*WHAT IS ASKED*
Take the data below and repeat it exactly.

*INPUT RECORDS*
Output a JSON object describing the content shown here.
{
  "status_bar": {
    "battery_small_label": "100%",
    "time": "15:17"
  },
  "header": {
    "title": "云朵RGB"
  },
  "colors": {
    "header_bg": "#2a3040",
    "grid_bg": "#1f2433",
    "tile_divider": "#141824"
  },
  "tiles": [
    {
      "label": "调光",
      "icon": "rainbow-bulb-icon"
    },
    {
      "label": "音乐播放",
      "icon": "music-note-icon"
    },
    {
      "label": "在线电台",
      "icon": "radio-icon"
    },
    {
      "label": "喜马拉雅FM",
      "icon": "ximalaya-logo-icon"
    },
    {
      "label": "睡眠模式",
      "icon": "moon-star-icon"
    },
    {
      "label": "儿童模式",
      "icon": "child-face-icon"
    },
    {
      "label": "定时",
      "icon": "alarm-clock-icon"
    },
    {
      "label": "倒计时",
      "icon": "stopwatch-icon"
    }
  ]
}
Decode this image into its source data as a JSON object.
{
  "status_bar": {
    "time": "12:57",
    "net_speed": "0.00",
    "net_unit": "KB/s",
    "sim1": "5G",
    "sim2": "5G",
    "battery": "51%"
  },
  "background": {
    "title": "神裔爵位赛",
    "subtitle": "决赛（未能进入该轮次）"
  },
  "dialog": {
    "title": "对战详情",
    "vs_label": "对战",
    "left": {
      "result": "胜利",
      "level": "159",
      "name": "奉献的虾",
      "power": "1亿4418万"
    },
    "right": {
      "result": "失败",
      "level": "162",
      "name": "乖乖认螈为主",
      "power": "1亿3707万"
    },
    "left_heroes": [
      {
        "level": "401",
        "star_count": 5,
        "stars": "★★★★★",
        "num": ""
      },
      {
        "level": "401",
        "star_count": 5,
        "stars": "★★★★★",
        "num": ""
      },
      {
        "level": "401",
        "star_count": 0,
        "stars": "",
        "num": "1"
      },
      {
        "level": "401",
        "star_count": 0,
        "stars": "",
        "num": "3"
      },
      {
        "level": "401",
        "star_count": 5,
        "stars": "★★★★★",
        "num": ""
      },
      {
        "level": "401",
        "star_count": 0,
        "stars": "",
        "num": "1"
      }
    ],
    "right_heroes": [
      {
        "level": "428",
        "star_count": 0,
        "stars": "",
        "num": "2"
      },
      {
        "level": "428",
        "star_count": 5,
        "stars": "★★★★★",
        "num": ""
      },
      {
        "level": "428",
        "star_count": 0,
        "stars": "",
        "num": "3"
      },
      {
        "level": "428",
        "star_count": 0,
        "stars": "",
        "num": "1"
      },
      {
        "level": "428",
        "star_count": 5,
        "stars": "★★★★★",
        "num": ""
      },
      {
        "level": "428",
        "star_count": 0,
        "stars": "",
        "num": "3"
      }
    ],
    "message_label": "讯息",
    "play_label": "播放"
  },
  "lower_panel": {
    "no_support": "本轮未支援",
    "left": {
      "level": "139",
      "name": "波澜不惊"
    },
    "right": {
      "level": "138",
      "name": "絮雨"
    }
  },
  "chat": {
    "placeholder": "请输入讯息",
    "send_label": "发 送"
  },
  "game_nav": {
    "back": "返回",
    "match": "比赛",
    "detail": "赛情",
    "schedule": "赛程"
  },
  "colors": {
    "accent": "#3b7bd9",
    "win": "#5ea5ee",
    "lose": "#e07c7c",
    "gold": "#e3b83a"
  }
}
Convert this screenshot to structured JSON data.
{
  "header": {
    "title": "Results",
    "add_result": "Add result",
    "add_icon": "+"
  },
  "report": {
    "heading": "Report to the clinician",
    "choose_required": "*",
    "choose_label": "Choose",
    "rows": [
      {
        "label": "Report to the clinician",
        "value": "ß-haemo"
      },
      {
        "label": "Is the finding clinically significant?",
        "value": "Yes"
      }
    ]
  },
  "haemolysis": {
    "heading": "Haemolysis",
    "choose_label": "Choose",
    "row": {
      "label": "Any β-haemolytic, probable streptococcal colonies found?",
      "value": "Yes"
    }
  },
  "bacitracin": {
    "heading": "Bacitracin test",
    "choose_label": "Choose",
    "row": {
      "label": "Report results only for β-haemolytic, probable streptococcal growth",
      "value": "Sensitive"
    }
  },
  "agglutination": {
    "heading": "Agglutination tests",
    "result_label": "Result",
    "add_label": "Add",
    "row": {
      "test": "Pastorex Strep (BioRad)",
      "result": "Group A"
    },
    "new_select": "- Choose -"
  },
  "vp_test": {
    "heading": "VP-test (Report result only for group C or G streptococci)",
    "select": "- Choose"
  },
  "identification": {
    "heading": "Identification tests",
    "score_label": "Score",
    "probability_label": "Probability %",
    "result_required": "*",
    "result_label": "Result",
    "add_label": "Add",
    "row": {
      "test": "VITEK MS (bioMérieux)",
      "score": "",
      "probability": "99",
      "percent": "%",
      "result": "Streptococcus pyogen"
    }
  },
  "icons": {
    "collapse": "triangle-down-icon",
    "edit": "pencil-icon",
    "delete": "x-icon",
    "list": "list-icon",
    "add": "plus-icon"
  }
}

*THE REPLY*
Output a JSON object describing the content shown here.
{
  "status_bar": {
    "battery_small_label": "100%",
    "time": "15:17"
  },
  "header": {
    "title": "云朵RGB"
  },
  "colors": {
    "header_bg": "#2a3040",
    "grid_bg": "#1f2433",
    "tile_divider": "#141824"
  },
  "tiles": [
    {
      "label": "调光",
      "icon": "rainbow-bulb-icon"
    },
    {
      "label": "音乐播放",
      "icon": "music-note-icon"
    },
    {
      "label": "在线电台",
      "icon": "radio-icon"
    },
    {
      "label": "喜马拉雅FM",
      "icon": "ximalaya-logo-icon"
    },
    {
      "label": "睡眠模式",
      "icon": "moon-star-icon"
    },
    {
      "label": "儿童模式",
      "icon": "child-face-icon"
    },
    {
      "label": "定时",
      "icon": "alarm-clock-icon"
    },
    {
      "label": "倒计时",
      "icon": "stopwatch-icon"
    }
  ]
}
Decode this image into its source data as a JSON object.
{
  "status_bar": {
    "time": "12:57",
    "net_speed": "0.00",
    "net_unit": "KB/s",
    "sim1": "5G",
    "sim2": "5G",
    "battery": "51%"
  },
  "background": {
    "title": "神裔爵位赛",
    "subtitle": "决赛（未能进入该轮次）"
  },
  "dialog": {
    "title": "对战详情",
    "vs_label": "对战",
    "left": {
      "result": "胜利",
      "level": "159",
      "name": "奉献的虾",
      "power": "1亿4418万"
    },
    "right": {
      "result": "失败",
      "level": "162",
      "name": "乖乖认螈为主",
      "power": "1亿3707万"
    },
    "left_heroes": [
      {
        "level": "401",
        "star_count": 5,
        "stars": "★★★★★",
        "num": ""
      },
      {
        "level": "401",
        "star_count": 5,
        "stars": "★★★★★",
        "num": ""
      },
      {
        "level": "401",
        "star_count": 0,
        "stars": "",
        "num": "1"
      },
      {
        "level": "401",
        "star_count": 0,
        "stars": "",
        "num": "3"
      },
      {
        "level": "401",
        "star_count": 5,
        "stars": "★★★★★",
        "num": ""
      },
      {
        "level": "401",
        "star_count": 0,
        "stars": "",
        "num": "1"
      }
    ],
    "right_heroes": [
      {
        "level": "428",
        "star_count": 0,
        "stars": "",
        "num": "2"
      },
      {
        "level": "428",
        "star_count": 5,
        "stars": "★★★★★",
        "num": ""
      },
      {
        "level": "428",
        "star_count": 0,
        "stars": "",
        "num": "3"
      },
      {
        "level": "428",
        "star_count": 0,
        "stars": "",
        "num": "1"
      },
      {
        "level": "428",
        "star_count": 5,
        "stars": "★★★★★",
        "num": ""
      },
      {
        "level": "428",
        "star_count": 0,
        "stars": "",
        "num": "3"
      }
    ],
    "message_label": "讯息",
    "play_label": "播放"
  },
  "lower_panel": {
    "no_support": "本轮未支援",
    "left": {
      "level": "139",
      "name": "波澜不惊"
    },
    "right": {
      "level": "138",
      "name": "絮雨"
    }
  },
  "chat": {
    "placeholder": "请输入讯息",
    "send_label": "发 送"
  },
  "game_nav": {
    "back": "返回",
    "match": "比赛",
    "detail": "赛情",
    "schedule": "赛程"
  },
  "colors": {
    "accent": "#3b7bd9",
    "win": "#5ea5ee",
    "lose": "#e07c7c",
    "gold": "#e3b83a"
  }
}
Convert this screenshot to structured JSON data.
{
  "header": {
    "title": "Results",
    "add_result": "Add result",
    "add_icon": "+"
  },
  "report": {
    "heading": "Report to the clinician",
    "choose_required": "*",
    "choose_label": "Choose",
    "rows": [
      {
        "label": "Report to the clinician",
        "value": "ß-haemo"
      },
      {
        "label": "Is the finding clinically significant?",
        "value": "Yes"
      }
    ]
  },
  "haemolysis": {
    "heading": "Haemolysis",
    "choose_label": "Choose",
    "row": {
      "label": "Any β-haemolytic, probable streptococcal colonies found?",
      "value": "Yes"
    }
  },
  "bacitracin": {
    "heading": "Bacitracin test",
    "choose_label": "Choose",
    "row": {
      "label": "Report results only for β-haemolytic, probable streptococcal growth",
      "value": "Sensitive"
    }
  },
  "agglutination": {
    "heading": "Agglutination tests",
    "result_label": "Result",
    "add_label": "Add",
    "row": {
      "test": "Pastorex Strep (BioRad)",
      "result": "Group A"
    },
    "new_select": "- Choose -"
  },
  "vp_test": {
    "heading": "VP-test (Report result only for group C or G streptococci)",
    "select": "- Choose"
  },
  "identification": {
    "heading": "Identification tests",
    "score_label": "Score",
    "probability_label": "Probability %",
    "result_required": "*",
    "result_label": "Result",
    "add_label": "Add",
    "row": {
      "test": "VITEK MS (bioMérieux)",
      "score": "",
      "probability": "99",
      "percent": "%",
      "result": "Streptococcus pyogen"
    }
  },
  "icons": {
    "collapse": "triangle-down-icon",
    "edit": "pencil-icon",
    "delete": "x-icon",
    "list": "list-icon",
    "add": "plus-icon"
  }
}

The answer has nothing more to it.